== WRITTEN TASK ==
Copy the data exactly as it appears, and do not include any pictures.

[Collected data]
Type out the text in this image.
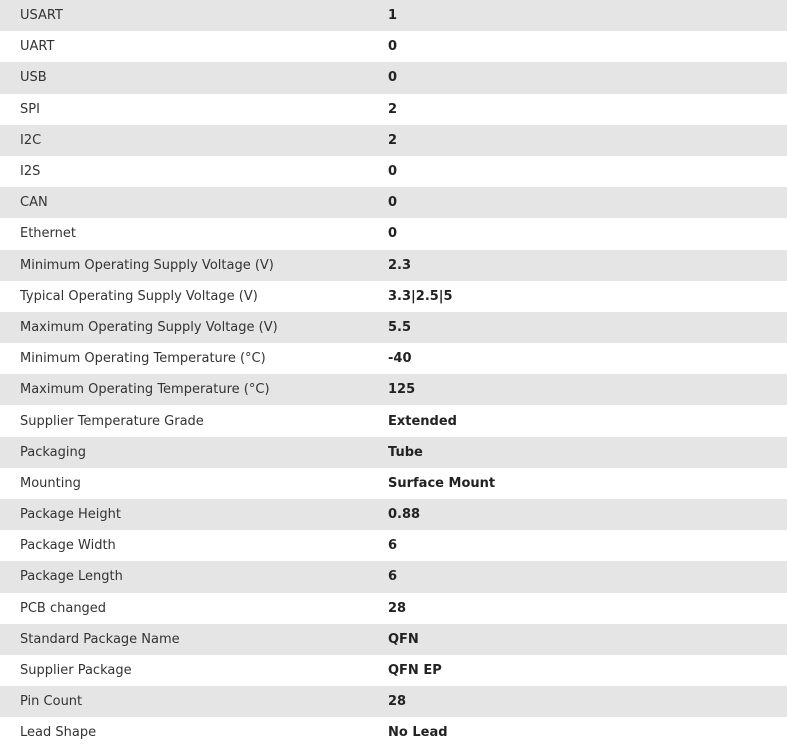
USART	1
UART	0
USB	0
SPI	2
I2C	2
I2S	0
CAN	0
Ethernet	0
Minimum Operating Supply Voltage (V)	2.3
Typical Operating Supply Voltage (V)	3.3|2.5|5
Maximum Operating Supply Voltage (V)	5.5
Minimum Operating Temperature (°C)	-40
Maximum Operating Temperature (°C)	125
Supplier Temperature Grade	Extended
Packaging	Tube
Mounting	Surface Mount
Package Height	0.88
Package Width	6
Package Length	6
PCB changed	28
Standard Package Name	QFN
Supplier Package	QFN EP
Pin Count	28
Lead Shape	No Lead
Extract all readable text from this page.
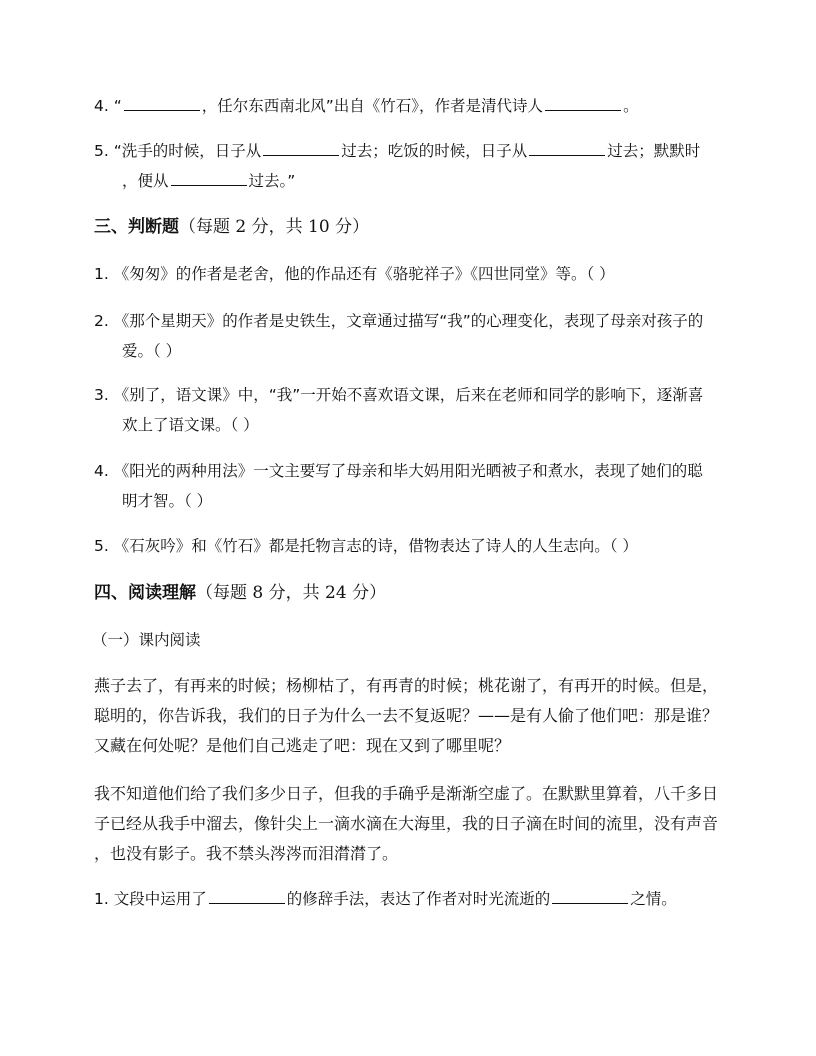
4. “	，任尔东西南北风”出自《竹石》，作者是清代诗人	。
5. “洗手的时候，日子从	过去；吃饭的时候，日子从	过去；默默时
，便从	过去。”
三、判断题（每题 2 分，共 10 分）
1. 《匆匆》的作者是老舍，他的作品还有《骆驼祥子》《四世同堂》等。（ ）
2. 《那个星期天》的作者是史铁生，文章通过描写“我”的心理变化，表现了母亲对孩子的
爱。（ ）
3. 《别了，语文课》中，“我”一开始不喜欢语文课，后来在老师和同学的影响下，逐渐喜
欢上了语文课。（ ）
4. 《阳光的两种用法》一文主要写了母亲和毕大妈用阳光晒被子和煮水，表现了她们的聪
明才智。（ ）
5. 《石灰吟》和《竹石》都是托物言志的诗，借物表达了诗人的人生志向。（ ）
四、阅读理解（每题 8 分，共 24 分）
（一）课内阅读
燕子去了，有再来的时候；杨柳枯了，有再青的时候；桃花谢了，有再开的时候。但是，
聪明的，你告诉我，我们的日子为什么一去不复返呢？——是有人偷了他们吧：那是谁？
又藏在何处呢？是他们自己逃走了吧：现在又到了哪里呢？
我不知道他们给了我们多少日子，但我的手确乎是渐渐空虚了。在默默里算着，八千多日
子已经从我手中溜去，像针尖上一滴水滴在大海里，我的日子滴在时间的流里，没有声音
，也没有影子。我不禁头涔涔而泪潸潸了。
1. 文段中运用了	的修辞手法，表达了作者对时光流逝的	之情。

== ANSWER TO THIS EXERCISE ==
Type out the text in this image.
USART	1
UART	0
USB	0
SPI	2
I2C	2
I2S	0
CAN	0
Ethernet	0
Minimum Operating Supply Voltage (V)	2.3
Typical Operating Supply Voltage (V)	3.3|2.5|5
Maximum Operating Supply Voltage (V)	5.5
Minimum Operating Temperature (°C)	-40
Maximum Operating Temperature (°C)	125
Supplier Temperature Grade	Extended
Packaging	Tube
Mounting	Surface Mount
Package Height	0.88
Package Width	6
Package Length	6
PCB changed	28
Standard Package Name	QFN
Supplier Package	QFN EP
Pin Count	28
Lead Shape	No Lead
Extract all readable text from this page.
4. “	，任尔东西南北风”出自《竹石》，作者是清代诗人	。
5. “洗手的时候，日子从	过去；吃饭的时候，日子从	过去；默默时
，便从	过去。”
三、判断题（每题 2 分，共 10 分）
1. 《匆匆》的作者是老舍，他的作品还有《骆驼祥子》《四世同堂》等。（ ）
2. 《那个星期天》的作者是史铁生，文章通过描写“我”的心理变化，表现了母亲对孩子的
爱。（ ）
3. 《别了，语文课》中，“我”一开始不喜欢语文课，后来在老师和同学的影响下，逐渐喜
欢上了语文课。（ ）
4. 《阳光的两种用法》一文主要写了母亲和毕大妈用阳光晒被子和煮水，表现了她们的聪
明才智。（ ）
5. 《石灰吟》和《竹石》都是托物言志的诗，借物表达了诗人的人生志向。（ ）
四、阅读理解（每题 8 分，共 24 分）
（一）课内阅读
燕子去了，有再来的时候；杨柳枯了，有再青的时候；桃花谢了，有再开的时候。但是，
聪明的，你告诉我，我们的日子为什么一去不复返呢？——是有人偷了他们吧：那是谁？
又藏在何处呢？是他们自己逃走了吧：现在又到了哪里呢？
我不知道他们给了我们多少日子，但我的手确乎是渐渐空虚了。在默默里算着，八千多日
子已经从我手中溜去，像针尖上一滴水滴在大海里，我的日子滴在时间的流里，没有声音
，也没有影子。我不禁头涔涔而泪潸潸了。
1. 文段中运用了	的修辞手法，表达了作者对时光流逝的	之情。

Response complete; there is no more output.